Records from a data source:
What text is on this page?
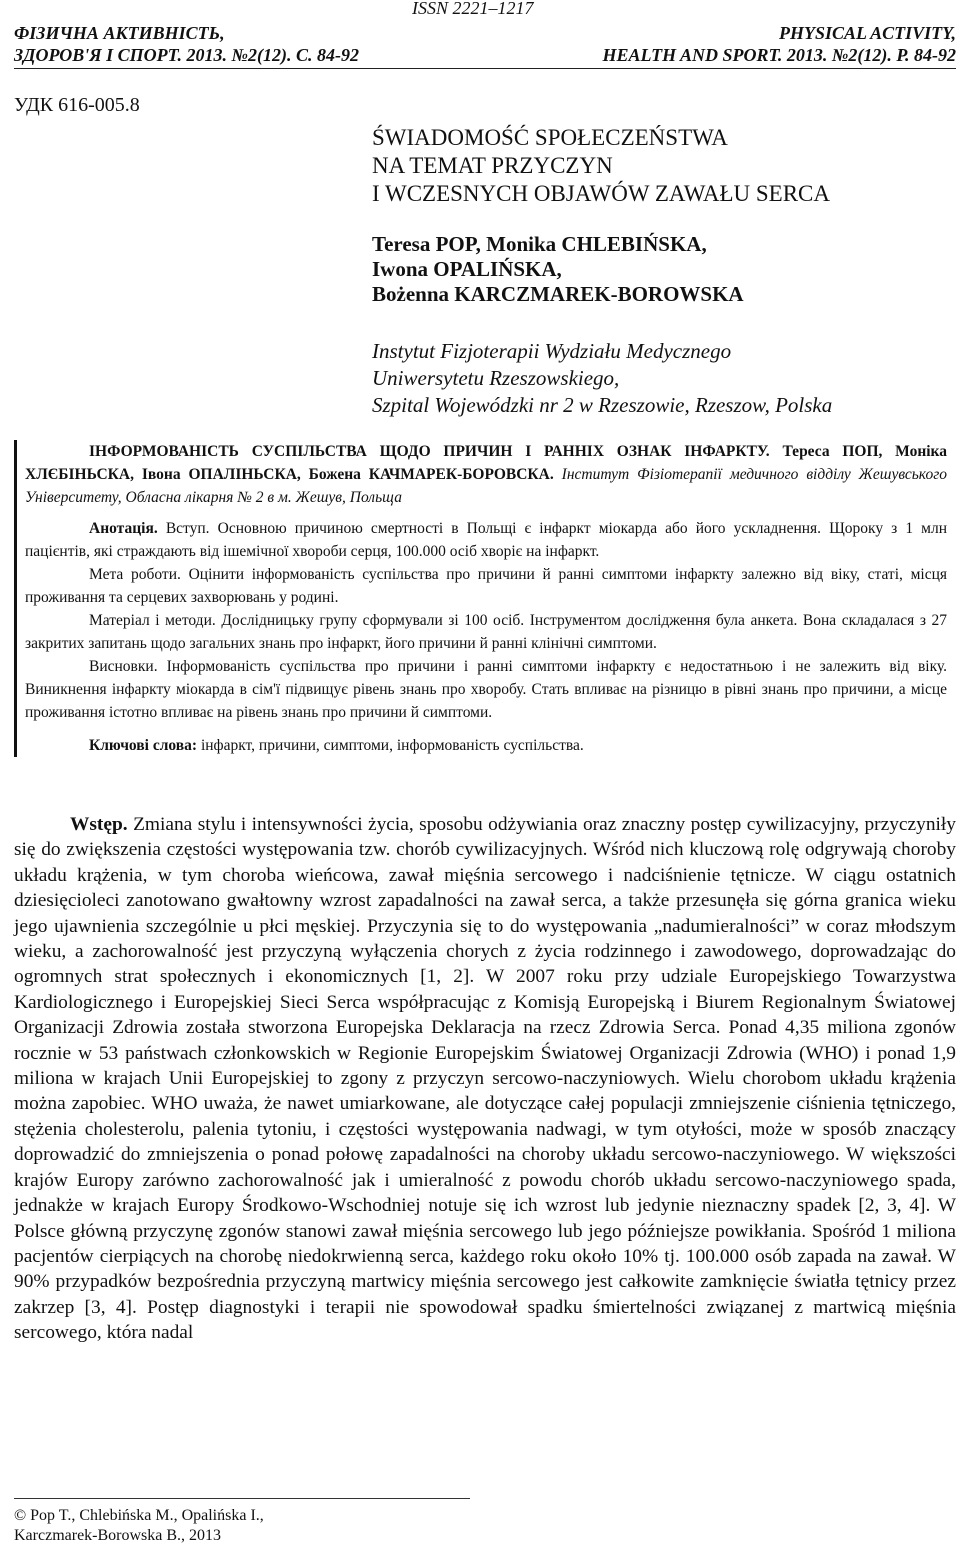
ISSN 2221–1217
ФІЗИЧНА АКТИВНІСТЬ,
ЗДОРОВ'Я І СПОРТ. 2013. №2(12). С. 84-92
PHYSICAL ACTIVITY,
HEALTH AND SPORT. 2013. №2(12). P. 84-92
УДК 616-005.8
ŚWIADOMOŚĆ SPOŁECZEŃSTWA
NA TEMAT PRZYCZYN
I WCZESNYCH OBJAWÓW ZAWAŁU SERCA
Teresa POP, Monika CHLEBIŃSKA,
Iwona OPALIŃSKA,
Bożenna KARCZMAREK-BOROWSKA
Instytut Fizjoterapii Wydziału Medycznego
Uniwersytetu Rzeszowskiego,
Szpital Wojewódzki nr 2 w Rzeszowie, Rzeszow, Polska

ІНФОРМОВАНІСТЬ СУСПІЛЬСТВА ЩОДО ПРИЧИН І РАННІХ ОЗНАК ІНФАРКТУ. Тереса ПОП, Моніка ХЛЄБІНЬСКА, Івона ОПАЛІНЬСКА, Божена КАЧМАРЕК-БОРОВСКА. Інститут Фізіотерапії медичного відділу Жешувського Університету, Обласна лікарня № 2 в м. Жешув, Польща

Анотація. Вступ. Основною причиною смертності в Польщі є інфаркт міокарда або його ускладнення. Щороку з 1 млн пацієнтів, які страждають від ішемічної хвороби серця, 100.000 осіб хворіє на інфаркт.

Мета роботи. Оцінити інформованість суспільства про причини й ранні симптоми інфаркту залежно від віку, статі, місця проживання та серцевих захворювань у родині.

Матеріал і методи. Дослідницьку групу сформували зі 100 осіб. Інструментом дослідження була анкета. Вона складалася з 27 закритих запитань щодо загальних знань про інфаркт, його причини й ранні клінічні симптоми.

Висновки. Інформованість суспільства про причини і ранні симптоми інфаркту є недостатньою і не залежить від віку. Виникнення інфаркту міокарда в сім'ї підвищує рівень знань про хворобу. Стать впливає на різницю в рівні знань про причини, а місце проживання істотно впливає на рівень знань про причини й симптоми.

Ключові слова: інфаркт, причини, симптоми, інформованість суспільства.

Wstęp. Zmiana stylu i intensywności życia, sposobu odżywiania oraz znaczny postęp cywilizacyjny, przyczyniły się do zwiększenia częstości występowania tzw. chorób cywilizacyjnych. Wśród nich kluczową rolę odgrywają choroby układu krążenia, w tym choroba wieńcowa, zawał mięśnia sercowego i nadciśnienie tętnicze. W ciągu ostatnich dziesięcioleci zanotowano gwałtowny wzrost zapadalności na zawał serca, a także przesunęła się górna granica wieku jego ujawnienia szczególnie u płci męskiej. Przyczynia się to do występowania „nadumieralności” w coraz młodszym wieku, a zachorowalność jest przyczyną wyłączenia chorych z życia rodzinnego i zawodowego, doprowadzając do ogromnych strat społecznych i ekonomicznych [1, 2]. W 2007 roku przy udziale Europejskiego Towarzystwa Kardiologicznego i Europejskiej Sieci Serca współpracując z Komisją Europejską i Biurem Regionalnym Światowej Organizacji Zdrowia została stworzona Europejska Deklaracja na rzecz Zdrowia Serca. Ponad 4,35 miliona zgonów rocznie w 53 państwach członkowskich w Regionie Europejskim Światowej Organizacji Zdrowia (WHO) i ponad 1,9 miliona w krajach Unii Europejskiej to zgony z przyczyn sercowo-naczyniowych. Wielu chorobom układu krążenia można zapobiec. WHO uważa, że nawet umiarkowane, ale dotyczące całej populacji zmniejszenie ciśnienia tętniczego, stężenia cholesterolu, palenia tytoniu, i częstości występowania nadwagi, w tym otyłości, może w sposób znaczący doprowadzić do zmniejszenia o ponad połowę zapadalności na choroby układu sercowo-naczyniowego. W większości krajów Europy zarówno zachorowalność jak i umieralność z powodu chorób układu sercowo-naczyniowego spada, jednakże w krajach Europy Środkowo-Wschodniej notuje się ich wzrost lub jedynie nieznaczny spadek [2, 3, 4]. W Polsce główną przyczynę zgonów stanowi zawał mięśnia sercowego lub jego późniejsze powikłania. Spośród 1 miliona pacjentów cierpiących na chorobę niedokrwienną serca, każdego roku około 10% tj. 100.000 osób zapada na zawał. W 90% przypadków bezpośrednia przyczyną martwicy mięśnia sercowego jest całkowite zamknięcie światła tętnicy przez zakrzep [3, 4]. Postęp diagnostyki i terapii nie spowodował spadku śmiertelności związanej z martwicą mięśnia sercowego, która nadal

© Pop T., Chlebińska M., Opalińska I.,
Karczmarek-Borowska B., 2013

SHORT EXERCISE |
Reproduce all entries without any change, and omit the pictures.

CORRECT ANSWER |
What text is on this page?
ISSN 2221–1217
ФІЗИЧНА АКТИВНІСТЬ,
ЗДОРОВ'Я І СПОРТ. 2013. №2(12). С. 84-92
PHYSICAL ACTIVITY,
HEALTH AND SPORT. 2013. №2(12). P. 84-92
УДК 616-005.8
ŚWIADOMOŚĆ SPOŁECZEŃSTWA
NA TEMAT PRZYCZYN
I WCZESNYCH OBJAWÓW ZAWAŁU SERCA
Teresa POP, Monika CHLEBIŃSKA,
Iwona OPALIŃSKA,
Bożenna KARCZMAREK-BOROWSKA
Instytut Fizjoterapii Wydziału Medycznego
Uniwersytetu Rzeszowskiego,
Szpital Wojewódzki nr 2 w Rzeszowie, Rzeszow, Polska

ІНФОРМОВАНІСТЬ СУСПІЛЬСТВА ЩОДО ПРИЧИН І РАННІХ ОЗНАК ІНФАРКТУ. Тереса ПОП, Моніка ХЛЄБІНЬСКА, Івона ОПАЛІНЬСКА, Божена КАЧМАРЕК-БОРОВСКА. Інститут Фізіотерапії медичного відділу Жешувського Університету, Обласна лікарня № 2 в м. Жешув, Польща

Анотація. Вступ. Основною причиною смертності в Польщі є інфаркт міокарда або його ускладнення. Щороку з 1 млн пацієнтів, які страждають від ішемічної хвороби серця, 100.000 осіб хворіє на інфаркт.

Мета роботи. Оцінити інформованість суспільства про причини й ранні симптоми інфаркту залежно від віку, статі, місця проживання та серцевих захворювань у родині.

Матеріал і методи. Дослідницьку групу сформували зі 100 осіб. Інструментом дослідження була анкета. Вона складалася з 27 закритих запитань щодо загальних знань про інфаркт, його причини й ранні клінічні симптоми.

Висновки. Інформованість суспільства про причини і ранні симптоми інфаркту є недостатньою і не залежить від віку. Виникнення інфаркту міокарда в сім'ї підвищує рівень знань про хворобу. Стать впливає на різницю в рівні знань про причини, а місце проживання істотно впливає на рівень знань про причини й симптоми.

Ключові слова: інфаркт, причини, симптоми, інформованість суспільства.

Wstęp. Zmiana stylu i intensywności życia, sposobu odżywiania oraz znaczny postęp cywilizacyjny, przyczyniły się do zwiększenia częstości występowania tzw. chorób cywilizacyjnych. Wśród nich kluczową rolę odgrywają choroby układu krążenia, w tym choroba wieńcowa, zawał mięśnia sercowego i nadciśnienie tętnicze. W ciągu ostatnich dziesięcioleci zanotowano gwałtowny wzrost zapadalności na zawał serca, a także przesunęła się górna granica wieku jego ujawnienia szczególnie u płci męskiej. Przyczynia się to do występowania „nadumieralności” w coraz młodszym wieku, a zachorowalność jest przyczyną wyłączenia chorych z życia rodzinnego i zawodowego, doprowadzając do ogromnych strat społecznych i ekonomicznych [1, 2]. W 2007 roku przy udziale Europejskiego Towarzystwa Kardiologicznego i Europejskiej Sieci Serca współpracując z Komisją Europejską i Biurem Regionalnym Światowej Organizacji Zdrowia została stworzona Europejska Deklaracja na rzecz Zdrowia Serca. Ponad 4,35 miliona zgonów rocznie w 53 państwach członkowskich w Regionie Europejskim Światowej Organizacji Zdrowia (WHO) i ponad 1,9 miliona w krajach Unii Europejskiej to zgony z przyczyn sercowo-naczyniowych. Wielu chorobom układu krążenia można zapobiec. WHO uważa, że nawet umiarkowane, ale dotyczące całej populacji zmniejszenie ciśnienia tętniczego, stężenia cholesterolu, palenia tytoniu, i częstości występowania nadwagi, w tym otyłości, może w sposób znaczący doprowadzić do zmniejszenia o ponad połowę zapadalności na choroby układu sercowo-naczyniowego. W większości krajów Europy zarówno zachorowalność jak i umieralność z powodu chorób układu sercowo-naczyniowego spada, jednakże w krajach Europy Środkowo-Wschodniej notuje się ich wzrost lub jedynie nieznaczny spadek [2, 3, 4]. W Polsce główną przyczynę zgonów stanowi zawał mięśnia sercowego lub jego późniejsze powikłania. Spośród 1 miliona pacjentów cierpiących na chorobę niedokrwienną serca, każdego roku około 10% tj. 100.000 osób zapada na zawał. W 90% przypadków bezpośrednia przyczyną martwicy mięśnia sercowego jest całkowite zamknięcie światła tętnicy przez zakrzep [3, 4]. Postęp diagnostyki i terapii nie spowodował spadku śmiertelności związanej z martwicą mięśnia sercowego, która nadal

© Pop T., Chlebińska M., Opalińska I.,
Karczmarek-Borowska B., 2013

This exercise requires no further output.